◆ **GOAL**: Check each line below for the word "orange", and copy those that have it.

◆ **DATA PROVIDED**:
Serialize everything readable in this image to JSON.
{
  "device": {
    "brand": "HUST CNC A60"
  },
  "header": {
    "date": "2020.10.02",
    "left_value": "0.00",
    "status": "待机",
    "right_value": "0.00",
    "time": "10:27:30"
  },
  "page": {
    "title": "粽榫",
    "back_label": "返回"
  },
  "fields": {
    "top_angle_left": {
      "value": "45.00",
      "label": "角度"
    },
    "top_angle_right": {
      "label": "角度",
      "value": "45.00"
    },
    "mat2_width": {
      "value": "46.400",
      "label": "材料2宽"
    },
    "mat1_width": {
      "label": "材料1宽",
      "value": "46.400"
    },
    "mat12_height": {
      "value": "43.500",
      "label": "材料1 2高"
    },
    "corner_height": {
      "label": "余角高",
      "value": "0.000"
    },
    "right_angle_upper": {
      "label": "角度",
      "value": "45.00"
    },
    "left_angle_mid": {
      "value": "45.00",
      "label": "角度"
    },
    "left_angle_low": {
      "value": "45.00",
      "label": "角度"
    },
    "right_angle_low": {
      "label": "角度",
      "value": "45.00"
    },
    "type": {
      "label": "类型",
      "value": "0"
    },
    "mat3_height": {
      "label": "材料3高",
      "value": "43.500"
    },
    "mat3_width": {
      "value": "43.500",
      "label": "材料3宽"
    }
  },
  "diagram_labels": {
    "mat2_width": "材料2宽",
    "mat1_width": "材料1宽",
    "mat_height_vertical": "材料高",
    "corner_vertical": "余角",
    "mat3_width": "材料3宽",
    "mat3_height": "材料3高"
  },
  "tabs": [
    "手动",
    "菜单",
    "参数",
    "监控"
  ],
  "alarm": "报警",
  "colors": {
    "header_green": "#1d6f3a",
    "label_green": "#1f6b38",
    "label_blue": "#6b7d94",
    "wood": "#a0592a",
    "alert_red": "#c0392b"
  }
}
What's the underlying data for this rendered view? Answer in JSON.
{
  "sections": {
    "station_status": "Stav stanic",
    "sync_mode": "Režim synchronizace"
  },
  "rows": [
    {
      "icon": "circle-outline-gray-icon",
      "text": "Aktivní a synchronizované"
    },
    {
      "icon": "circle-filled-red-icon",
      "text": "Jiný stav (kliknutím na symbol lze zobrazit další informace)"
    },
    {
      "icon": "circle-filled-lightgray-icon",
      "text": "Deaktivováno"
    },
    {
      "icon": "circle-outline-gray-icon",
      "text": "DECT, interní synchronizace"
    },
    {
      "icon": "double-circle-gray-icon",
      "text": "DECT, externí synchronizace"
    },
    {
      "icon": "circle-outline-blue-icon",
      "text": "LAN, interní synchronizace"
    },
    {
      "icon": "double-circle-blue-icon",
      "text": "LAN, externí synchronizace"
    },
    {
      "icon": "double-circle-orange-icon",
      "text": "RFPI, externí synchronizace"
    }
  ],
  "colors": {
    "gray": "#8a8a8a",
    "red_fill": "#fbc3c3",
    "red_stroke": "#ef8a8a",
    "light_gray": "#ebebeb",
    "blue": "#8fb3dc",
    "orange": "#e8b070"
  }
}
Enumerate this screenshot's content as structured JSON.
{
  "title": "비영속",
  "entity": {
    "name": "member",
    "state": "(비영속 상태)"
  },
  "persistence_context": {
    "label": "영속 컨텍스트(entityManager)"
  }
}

◆ **ANSWER FOR THE TASK**:
      "icon": "double-circle-orange-icon",
    "orange": "#e8b070"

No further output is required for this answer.